:: Records for processing ::

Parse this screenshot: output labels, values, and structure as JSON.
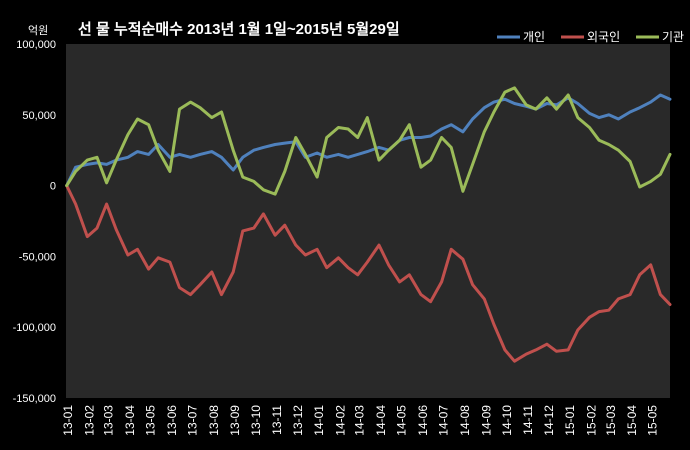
{
  "chart_data": {
    "type": "line",
    "title": "선 물 누적순매수 2013년 1월 1일~2015년 5월29일",
    "xlabel": "",
    "ylabel": "억원",
    "ylim": [
      -150000,
      100000
    ],
    "yticks": [
      100000,
      50000,
      0,
      -50000,
      -100000,
      -150000
    ],
    "ytick_labels": [
      "100,000",
      "50,000",
      "0",
      "-50,000",
      "-100,000",
      "-150,000"
    ],
    "xlim": [
      "2013-01-01",
      "2015-05-29"
    ],
    "xtick_labels": [
      "13-01",
      "13-02",
      "13-03",
      "13-04",
      "13-05",
      "13-06",
      "13-07",
      "13-08",
      "13-09",
      "13-10",
      "13-11",
      "13-12",
      "14-01",
      "14-02",
      "14-03",
      "14-04",
      "14-05",
      "14-06",
      "14-07",
      "14-08",
      "14-09",
      "14-10",
      "14-11",
      "14-12",
      "15-01",
      "15-02",
      "15-03",
      "15-04",
      "15-05"
    ],
    "grid": false,
    "legend_position": "top-right",
    "x": [
      "2013-01-02",
      "2013-01-15",
      "2013-02-01",
      "2013-02-15",
      "2013-03-01",
      "2013-03-15",
      "2013-04-01",
      "2013-04-15",
      "2013-05-01",
      "2013-05-15",
      "2013-06-01",
      "2013-06-15",
      "2013-07-01",
      "2013-07-15",
      "2013-08-01",
      "2013-08-15",
      "2013-09-01",
      "2013-09-15",
      "2013-10-01",
      "2013-10-15",
      "2013-11-01",
      "2013-11-15",
      "2013-12-01",
      "2013-12-15",
      "2014-01-01",
      "2014-01-15",
      "2014-02-01",
      "2014-02-15",
      "2014-03-01",
      "2014-03-15",
      "2014-04-01",
      "2014-04-15",
      "2014-05-01",
      "2014-05-15",
      "2014-06-01",
      "2014-06-15",
      "2014-07-01",
      "2014-07-15",
      "2014-08-01",
      "2014-08-15",
      "2014-09-01",
      "2014-09-15",
      "2014-10-01",
      "2014-10-15",
      "2014-11-01",
      "2014-11-15",
      "2014-12-01",
      "2014-12-15",
      "2015-01-01",
      "2015-01-15",
      "2015-02-01",
      "2015-02-15",
      "2015-03-01",
      "2015-03-15",
      "2015-04-01",
      "2015-04-15",
      "2015-05-01",
      "2015-05-15",
      "2015-05-29"
    ],
    "series": [
      {
        "name": "개인",
        "color": "#4F81BD",
        "values": [
          0,
          13000,
          15000,
          16000,
          15000,
          18000,
          20000,
          24000,
          22000,
          29000,
          20000,
          22000,
          20000,
          22000,
          24000,
          20000,
          11000,
          20000,
          25000,
          27000,
          29000,
          30000,
          31000,
          20000,
          23000,
          20000,
          22000,
          20000,
          22000,
          24000,
          27000,
          25000,
          32000,
          34000,
          34000,
          35000,
          40000,
          43000,
          38000,
          47000,
          55000,
          59000,
          61000,
          58000,
          56000,
          54000,
          58000,
          57000,
          62000,
          58000,
          51000,
          48000,
          50000,
          47000,
          52000,
          55000,
          59000,
          64000,
          61000
        ]
      },
      {
        "name": "외국인",
        "color": "#C0504D",
        "values": [
          0,
          -13000,
          -36000,
          -30000,
          -13000,
          -31000,
          -49000,
          -45000,
          -59000,
          -51000,
          -54000,
          -72000,
          -77000,
          -70000,
          -61000,
          -77000,
          -61000,
          -32000,
          -30000,
          -20000,
          -35000,
          -28000,
          -42000,
          -49000,
          -45000,
          -58000,
          -51000,
          -58000,
          -63000,
          -54000,
          -42000,
          -56000,
          -68000,
          -63000,
          -77000,
          -82000,
          -68000,
          -45000,
          -52000,
          -70000,
          -80000,
          -98000,
          -116000,
          -124000,
          -119000,
          -116000,
          -112000,
          -117000,
          -116000,
          -102000,
          -93000,
          -89000,
          -88000,
          -80000,
          -77000,
          -63000,
          -56000,
          -77000,
          -84000
        ]
      },
      {
        "name": "기관",
        "color": "#9BBB59",
        "values": [
          0,
          10000,
          18000,
          20000,
          2000,
          18000,
          36000,
          47000,
          43000,
          25000,
          10000,
          54000,
          59000,
          55000,
          48000,
          52000,
          25000,
          6000,
          3000,
          -3000,
          -6000,
          10000,
          34000,
          22000,
          6000,
          34000,
          41000,
          40000,
          34000,
          48000,
          18000,
          25000,
          32000,
          43000,
          13000,
          18000,
          34000,
          27000,
          -4000,
          15000,
          38000,
          52000,
          66000,
          69000,
          57000,
          54000,
          62000,
          54000,
          64000,
          48000,
          41000,
          32000,
          29000,
          25000,
          17000,
          -1000,
          3000,
          8000,
          22000
        ]
      }
    ]
  }
}
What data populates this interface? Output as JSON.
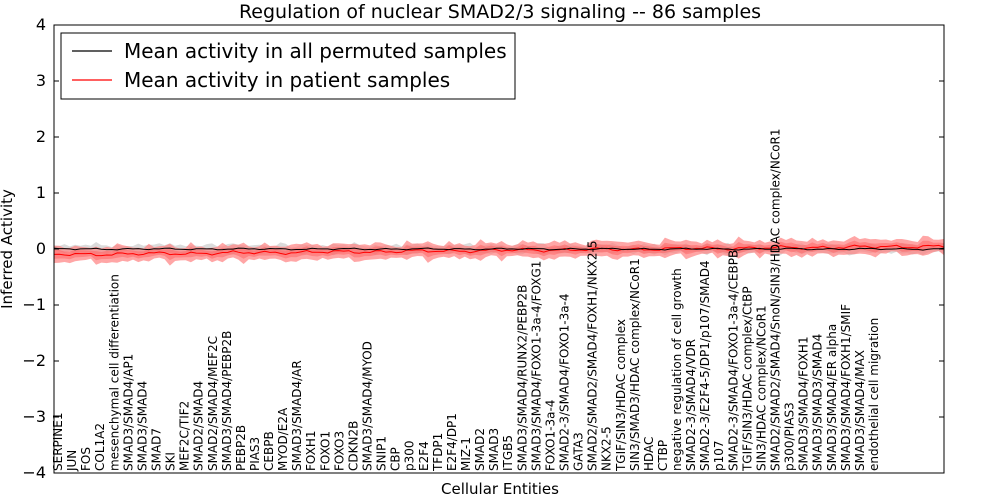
{
  "chart_data": {
    "type": "line",
    "title": "Regulation of nuclear SMAD2/3 signaling -- 86 samples",
    "xlabel": "Cellular Entities",
    "ylabel": "Inferred Activity",
    "ylim": [
      -4,
      4
    ],
    "yticks": [
      -4,
      -3,
      -2,
      -1,
      0,
      1,
      2,
      3,
      4
    ],
    "ytick_labels": [
      "−4",
      "−3",
      "−2",
      "−1",
      "0",
      "1",
      "2",
      "3",
      "4"
    ],
    "legend": {
      "position": "top-left",
      "entries": [
        {
          "label": "Mean activity in all permuted samples",
          "color": "#000000"
        },
        {
          "label": "Mean activity in patient samples",
          "color": "#ff0000"
        }
      ]
    },
    "colors": {
      "permuted": "#000000",
      "patient": "#ff0000",
      "patient_band": "#ff8080",
      "permuted_band": "#b0b0b0"
    },
    "n_points": 170,
    "series": [
      {
        "name": "Mean activity in all permuted samples",
        "mean": 0.0,
        "band": 0.12
      },
      {
        "name": "Mean activity in patient samples",
        "mean_start": -0.1,
        "mean_end": 0.05,
        "band": 0.2
      }
    ],
    "entity_labels": [
      "SERPINE1",
      "JUN",
      "FOS",
      "COL1A2",
      "mesenchymal cell differentiation",
      "SMAD3/SMAD4/AP1",
      "SMAD3/SMAD4",
      "SMAD7",
      "SKI",
      "MEF2C/TIF2",
      "SMAD2/SMAD4",
      "SMAD2/SMAD4/MEF2C",
      "SMAD3/SMAD4/PEBP2B",
      "PEBP2B",
      "PIAS3",
      "CEBPB",
      "MYOD/E2A",
      "SMAD3/SMAD4/AR",
      "FOXH1",
      "FOXO1",
      "FOXO3",
      "CDKN2B",
      "SMAD3/SMAD4/MYOD",
      "SNIP1",
      "CBP",
      "p300",
      "E2F4",
      "TFDP1",
      "E2F4/DP1",
      "MIZ-1",
      "SMAD2",
      "SMAD3",
      "ITGB5",
      "SMAD3/SMAD4/RUNX2/PEBP2B",
      "SMAD3/SMAD4/FOXO1-3a-4/FOXG1",
      "FOXO1-3a-4",
      "SMAD2-3/SMAD4/FOXO1-3a-4",
      "GATA3",
      "SMAD2/SMAD2/SMAD4/FOXH1/NKX2-5",
      "NKX2-5",
      "TGIF/SIN3/HDAC complex",
      "SIN3/SMAD3/HDAC complex/NCoR1",
      "HDAC",
      "CTBP",
      "negative regulation of cell growth",
      "SMAD2-3/SMAD4/VDR",
      "SMAD2-3/E2F4-5/DP1/p107/SMAD4",
      "p107",
      "SMAD2-3/SMAD4/FOXO1-3a-4/CEBPB",
      "TGIF/SIN3/HDAC complex/CtBP",
      "SIN3/HDAC complex/NCoR1",
      "SMAD2/SMAD2/SMAD4/SnoN/SIN3/HDAC complex/NCoR1",
      "p300/PIAS3",
      "SMAD3/SMAD4/FOXH1",
      "SMAD3/SMAD3/SMAD4",
      "SMAD3/SMAD4/ER alpha",
      "SMAD3/SMAD4/FOXH1/SMIF",
      "SMAD3/SMAD4/MAX",
      "endothelial cell migration"
    ]
  }
}
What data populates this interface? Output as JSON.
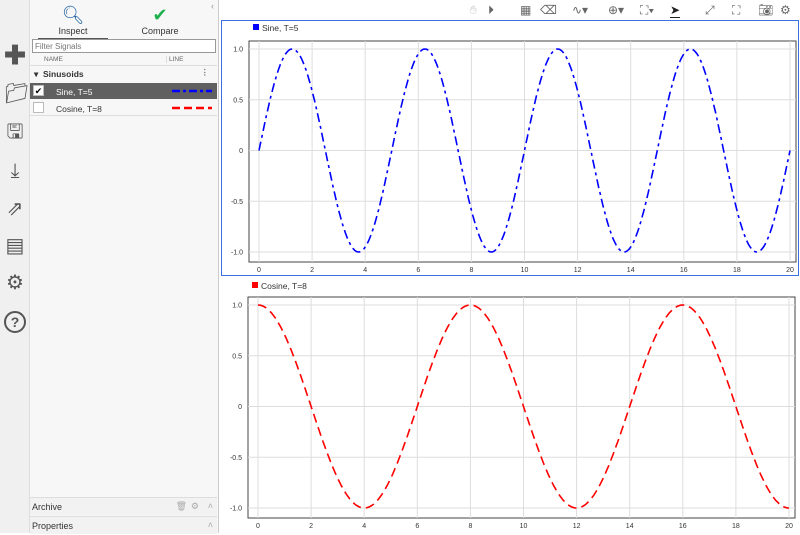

:::

◆ Directions for this task ◆
Find all lines with "samples" in them and copy each one.

◆ Answer for the task ◆
    "title": "Regulation of nuclear SMAD2/3 signaling -- 86 samples",
          "label": "Mean activity in all permuted samples",
          "label": "Mean activity in patient samples",
        "name": "Mean activity in all permuted samples",
        "name": "Mean activity in patient samples",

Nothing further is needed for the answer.